**TASK DIRECTIONS:**
Each entry below is to be duplicated verbatim.

**RECORDS SHOWN:**
☆ ☆ ☆ ☆

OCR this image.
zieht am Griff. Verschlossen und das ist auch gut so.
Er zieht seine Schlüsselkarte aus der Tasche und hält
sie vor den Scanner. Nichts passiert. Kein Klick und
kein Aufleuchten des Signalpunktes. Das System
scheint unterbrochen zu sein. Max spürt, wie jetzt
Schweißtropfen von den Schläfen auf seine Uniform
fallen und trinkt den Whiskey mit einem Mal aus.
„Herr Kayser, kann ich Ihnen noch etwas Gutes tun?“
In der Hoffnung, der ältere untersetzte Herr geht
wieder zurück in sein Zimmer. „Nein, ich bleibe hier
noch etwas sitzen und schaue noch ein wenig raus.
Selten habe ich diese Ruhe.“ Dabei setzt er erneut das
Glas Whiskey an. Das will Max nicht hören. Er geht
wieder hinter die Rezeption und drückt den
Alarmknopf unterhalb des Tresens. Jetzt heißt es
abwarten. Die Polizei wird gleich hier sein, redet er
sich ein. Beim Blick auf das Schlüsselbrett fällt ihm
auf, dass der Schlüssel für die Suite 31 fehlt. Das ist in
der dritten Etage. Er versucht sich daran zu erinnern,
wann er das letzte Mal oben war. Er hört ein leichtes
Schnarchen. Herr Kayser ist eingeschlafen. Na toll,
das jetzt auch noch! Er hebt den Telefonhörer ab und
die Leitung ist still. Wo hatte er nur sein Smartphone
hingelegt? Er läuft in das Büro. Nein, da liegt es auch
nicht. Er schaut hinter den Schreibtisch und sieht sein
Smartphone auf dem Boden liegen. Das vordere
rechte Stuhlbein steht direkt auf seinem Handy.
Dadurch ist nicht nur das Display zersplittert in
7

☆ ☆ ☆ ☆

**COMPLETE RESPONSE:**
OCR this image.
zieht am Griff. Verschlossen und das ist auch gut so.
Er zieht seine Schlüsselkarte aus der Tasche und hält
sie vor den Scanner. Nichts passiert. Kein Klick und
kein Aufleuchten des Signalpunktes. Das System
scheint unterbrochen zu sein. Max spürt, wie jetzt
Schweißtropfen von den Schläfen auf seine Uniform
fallen und trinkt den Whiskey mit einem Mal aus.
„Herr Kayser, kann ich Ihnen noch etwas Gutes tun?“
In der Hoffnung, der ältere untersetzte Herr geht
wieder zurück in sein Zimmer. „Nein, ich bleibe hier
noch etwas sitzen und schaue noch ein wenig raus.
Selten habe ich diese Ruhe.“ Dabei setzt er erneut das
Glas Whiskey an. Das will Max nicht hören. Er geht
wieder hinter die Rezeption und drückt den
Alarmknopf unterhalb des Tresens. Jetzt heißt es
abwarten. Die Polizei wird gleich hier sein, redet er
sich ein. Beim Blick auf das Schlüsselbrett fällt ihm
auf, dass der Schlüssel für die Suite 31 fehlt. Das ist in
der dritten Etage. Er versucht sich daran zu erinnern,
wann er das letzte Mal oben war. Er hört ein leichtes
Schnarchen. Herr Kayser ist eingeschlafen. Na toll,
das jetzt auch noch! Er hebt den Telefonhörer ab und
die Leitung ist still. Wo hatte er nur sein Smartphone
hingelegt? Er läuft in das Büro. Nein, da liegt es auch
nicht. Er schaut hinter den Schreibtisch und sieht sein
Smartphone auf dem Boden liegen. Das vordere
rechte Stuhlbein steht direkt auf seinem Handy.
Dadurch ist nicht nur das Display zersplittert in
7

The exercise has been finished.